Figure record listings
──────────

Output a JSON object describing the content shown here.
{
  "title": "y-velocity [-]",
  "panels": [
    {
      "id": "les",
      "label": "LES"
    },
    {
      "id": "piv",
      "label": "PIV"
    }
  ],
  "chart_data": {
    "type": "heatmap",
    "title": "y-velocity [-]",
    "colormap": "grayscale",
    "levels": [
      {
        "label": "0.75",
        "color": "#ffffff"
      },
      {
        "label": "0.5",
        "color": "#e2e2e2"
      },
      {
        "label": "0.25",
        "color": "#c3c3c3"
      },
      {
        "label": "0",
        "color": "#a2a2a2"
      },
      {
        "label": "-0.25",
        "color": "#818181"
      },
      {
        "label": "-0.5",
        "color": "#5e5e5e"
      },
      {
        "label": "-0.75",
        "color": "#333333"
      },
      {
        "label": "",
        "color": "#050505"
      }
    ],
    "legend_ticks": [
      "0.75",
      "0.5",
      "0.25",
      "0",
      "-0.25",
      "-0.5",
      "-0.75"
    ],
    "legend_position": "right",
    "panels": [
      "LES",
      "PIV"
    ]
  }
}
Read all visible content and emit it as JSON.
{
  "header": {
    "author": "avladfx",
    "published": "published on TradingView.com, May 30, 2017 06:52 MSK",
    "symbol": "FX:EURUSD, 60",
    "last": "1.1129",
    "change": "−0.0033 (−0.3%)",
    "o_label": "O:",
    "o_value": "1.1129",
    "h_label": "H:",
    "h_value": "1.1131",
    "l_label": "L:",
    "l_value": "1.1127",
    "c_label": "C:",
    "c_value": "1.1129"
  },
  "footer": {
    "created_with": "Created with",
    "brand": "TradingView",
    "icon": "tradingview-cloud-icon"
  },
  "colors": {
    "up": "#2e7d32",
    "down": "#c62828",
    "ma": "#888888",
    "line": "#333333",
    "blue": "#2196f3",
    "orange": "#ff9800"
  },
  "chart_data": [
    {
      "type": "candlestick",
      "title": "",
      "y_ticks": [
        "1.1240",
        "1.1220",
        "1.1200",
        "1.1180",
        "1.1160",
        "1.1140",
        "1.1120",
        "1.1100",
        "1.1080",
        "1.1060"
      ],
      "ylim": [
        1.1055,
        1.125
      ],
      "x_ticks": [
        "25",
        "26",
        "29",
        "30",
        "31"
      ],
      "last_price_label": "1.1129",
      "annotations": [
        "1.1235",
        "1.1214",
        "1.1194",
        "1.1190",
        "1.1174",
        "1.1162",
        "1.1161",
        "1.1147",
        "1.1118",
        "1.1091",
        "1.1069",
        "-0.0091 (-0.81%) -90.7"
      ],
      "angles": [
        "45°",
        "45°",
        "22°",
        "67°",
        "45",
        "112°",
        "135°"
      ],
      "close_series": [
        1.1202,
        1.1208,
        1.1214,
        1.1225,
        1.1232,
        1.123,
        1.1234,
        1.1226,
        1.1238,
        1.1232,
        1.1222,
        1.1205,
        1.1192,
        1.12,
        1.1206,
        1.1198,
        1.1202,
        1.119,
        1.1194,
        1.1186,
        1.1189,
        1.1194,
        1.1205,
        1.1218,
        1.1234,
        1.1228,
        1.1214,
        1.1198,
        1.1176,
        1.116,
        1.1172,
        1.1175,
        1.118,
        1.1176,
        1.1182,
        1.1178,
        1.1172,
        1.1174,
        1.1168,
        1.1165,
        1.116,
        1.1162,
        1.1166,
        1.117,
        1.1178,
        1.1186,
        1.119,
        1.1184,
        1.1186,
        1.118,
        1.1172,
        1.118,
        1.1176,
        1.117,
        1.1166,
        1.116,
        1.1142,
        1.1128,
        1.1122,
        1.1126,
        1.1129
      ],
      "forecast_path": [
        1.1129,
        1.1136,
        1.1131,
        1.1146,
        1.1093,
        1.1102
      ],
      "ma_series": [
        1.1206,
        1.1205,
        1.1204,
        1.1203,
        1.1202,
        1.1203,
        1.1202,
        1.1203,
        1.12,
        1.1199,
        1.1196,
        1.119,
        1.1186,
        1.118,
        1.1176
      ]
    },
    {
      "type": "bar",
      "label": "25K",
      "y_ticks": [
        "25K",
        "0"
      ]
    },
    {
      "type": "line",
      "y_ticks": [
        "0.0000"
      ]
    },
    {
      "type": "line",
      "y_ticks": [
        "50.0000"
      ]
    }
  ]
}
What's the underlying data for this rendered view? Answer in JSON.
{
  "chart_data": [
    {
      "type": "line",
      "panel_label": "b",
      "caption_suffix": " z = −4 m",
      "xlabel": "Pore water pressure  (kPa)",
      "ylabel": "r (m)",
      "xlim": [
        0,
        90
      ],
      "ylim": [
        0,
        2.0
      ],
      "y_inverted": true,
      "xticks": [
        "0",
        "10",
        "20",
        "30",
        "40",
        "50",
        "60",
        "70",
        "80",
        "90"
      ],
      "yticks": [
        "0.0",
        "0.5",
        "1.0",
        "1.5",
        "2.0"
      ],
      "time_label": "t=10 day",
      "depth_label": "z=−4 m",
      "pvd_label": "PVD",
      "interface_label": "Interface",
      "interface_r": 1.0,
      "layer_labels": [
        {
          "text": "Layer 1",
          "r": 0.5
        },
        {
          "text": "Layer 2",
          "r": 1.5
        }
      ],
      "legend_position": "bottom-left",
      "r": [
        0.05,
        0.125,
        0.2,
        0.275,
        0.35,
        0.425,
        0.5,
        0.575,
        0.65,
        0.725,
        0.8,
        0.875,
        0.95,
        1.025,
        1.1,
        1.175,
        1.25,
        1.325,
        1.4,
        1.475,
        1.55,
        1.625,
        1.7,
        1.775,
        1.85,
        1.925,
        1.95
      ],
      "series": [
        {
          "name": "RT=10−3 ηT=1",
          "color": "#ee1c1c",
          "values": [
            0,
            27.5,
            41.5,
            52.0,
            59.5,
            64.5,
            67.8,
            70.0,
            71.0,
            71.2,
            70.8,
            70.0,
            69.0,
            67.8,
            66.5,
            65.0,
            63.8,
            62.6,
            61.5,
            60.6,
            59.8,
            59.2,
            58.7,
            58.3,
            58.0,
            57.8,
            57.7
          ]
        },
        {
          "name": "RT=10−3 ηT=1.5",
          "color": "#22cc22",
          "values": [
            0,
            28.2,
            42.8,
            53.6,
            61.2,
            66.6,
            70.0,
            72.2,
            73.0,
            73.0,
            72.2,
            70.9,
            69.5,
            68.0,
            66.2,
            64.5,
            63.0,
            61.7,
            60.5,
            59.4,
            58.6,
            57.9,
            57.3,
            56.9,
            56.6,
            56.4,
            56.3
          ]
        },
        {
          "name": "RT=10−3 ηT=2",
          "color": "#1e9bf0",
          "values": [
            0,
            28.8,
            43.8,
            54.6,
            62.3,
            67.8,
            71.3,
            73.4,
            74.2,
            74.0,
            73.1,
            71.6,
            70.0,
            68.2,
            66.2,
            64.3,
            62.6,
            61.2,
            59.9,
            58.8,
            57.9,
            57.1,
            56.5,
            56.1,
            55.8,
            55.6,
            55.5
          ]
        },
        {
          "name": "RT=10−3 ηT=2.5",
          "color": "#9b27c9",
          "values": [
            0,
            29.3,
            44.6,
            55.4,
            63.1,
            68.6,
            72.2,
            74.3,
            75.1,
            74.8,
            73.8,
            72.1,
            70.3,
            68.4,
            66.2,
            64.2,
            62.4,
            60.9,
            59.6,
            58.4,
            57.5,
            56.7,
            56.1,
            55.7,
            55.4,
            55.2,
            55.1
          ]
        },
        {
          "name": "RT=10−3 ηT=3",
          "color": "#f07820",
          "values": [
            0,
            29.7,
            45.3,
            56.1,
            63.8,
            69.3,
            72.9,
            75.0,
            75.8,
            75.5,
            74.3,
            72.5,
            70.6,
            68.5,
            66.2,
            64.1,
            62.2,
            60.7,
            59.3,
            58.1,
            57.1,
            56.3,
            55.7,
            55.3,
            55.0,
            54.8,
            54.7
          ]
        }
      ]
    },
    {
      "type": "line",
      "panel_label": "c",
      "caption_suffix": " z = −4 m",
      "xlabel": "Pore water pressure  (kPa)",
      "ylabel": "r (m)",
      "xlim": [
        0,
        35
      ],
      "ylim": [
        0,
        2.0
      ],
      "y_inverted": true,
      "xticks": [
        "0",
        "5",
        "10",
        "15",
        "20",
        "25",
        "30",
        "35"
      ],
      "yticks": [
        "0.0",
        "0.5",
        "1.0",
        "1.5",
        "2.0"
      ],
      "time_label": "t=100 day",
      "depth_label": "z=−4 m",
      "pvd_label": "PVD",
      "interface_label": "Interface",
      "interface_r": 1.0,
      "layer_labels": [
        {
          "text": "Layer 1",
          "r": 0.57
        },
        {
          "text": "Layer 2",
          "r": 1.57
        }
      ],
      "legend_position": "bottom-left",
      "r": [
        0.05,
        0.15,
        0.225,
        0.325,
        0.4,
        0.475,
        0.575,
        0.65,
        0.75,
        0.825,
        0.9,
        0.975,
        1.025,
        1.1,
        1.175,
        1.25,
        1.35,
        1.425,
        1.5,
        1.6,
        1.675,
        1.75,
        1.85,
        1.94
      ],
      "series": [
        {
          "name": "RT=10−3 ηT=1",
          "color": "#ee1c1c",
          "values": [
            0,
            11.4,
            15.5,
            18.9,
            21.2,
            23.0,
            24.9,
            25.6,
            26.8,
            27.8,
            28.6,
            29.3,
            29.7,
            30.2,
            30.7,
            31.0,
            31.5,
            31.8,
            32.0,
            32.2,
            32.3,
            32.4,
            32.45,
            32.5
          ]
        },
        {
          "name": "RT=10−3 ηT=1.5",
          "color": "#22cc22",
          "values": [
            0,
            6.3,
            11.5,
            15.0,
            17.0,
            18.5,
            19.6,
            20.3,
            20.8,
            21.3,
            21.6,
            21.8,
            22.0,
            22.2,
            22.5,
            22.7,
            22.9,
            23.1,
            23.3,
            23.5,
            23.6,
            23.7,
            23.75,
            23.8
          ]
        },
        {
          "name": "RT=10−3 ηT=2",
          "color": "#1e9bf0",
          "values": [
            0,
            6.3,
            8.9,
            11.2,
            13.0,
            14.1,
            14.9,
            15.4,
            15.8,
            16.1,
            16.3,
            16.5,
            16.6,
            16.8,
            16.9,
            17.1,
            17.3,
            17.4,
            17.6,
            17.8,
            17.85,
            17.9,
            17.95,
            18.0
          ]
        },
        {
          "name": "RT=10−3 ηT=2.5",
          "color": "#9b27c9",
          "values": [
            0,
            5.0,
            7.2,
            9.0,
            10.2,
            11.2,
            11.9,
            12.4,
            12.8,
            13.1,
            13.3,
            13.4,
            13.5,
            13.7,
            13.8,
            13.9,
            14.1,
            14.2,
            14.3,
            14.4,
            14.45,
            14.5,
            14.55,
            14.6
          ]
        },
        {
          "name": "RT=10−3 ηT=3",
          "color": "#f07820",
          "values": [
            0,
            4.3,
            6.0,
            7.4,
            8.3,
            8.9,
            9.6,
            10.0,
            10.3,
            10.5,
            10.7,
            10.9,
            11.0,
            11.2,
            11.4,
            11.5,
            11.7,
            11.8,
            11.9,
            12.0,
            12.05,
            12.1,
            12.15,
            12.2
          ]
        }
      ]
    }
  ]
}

──────────

GIVEN PROBLEM: From the data, collect all lines where the string "content" appears.

COMPLETED EXERCISE:
Output a JSON object describing the content shown here.
Read all visible content and emit it as JSON.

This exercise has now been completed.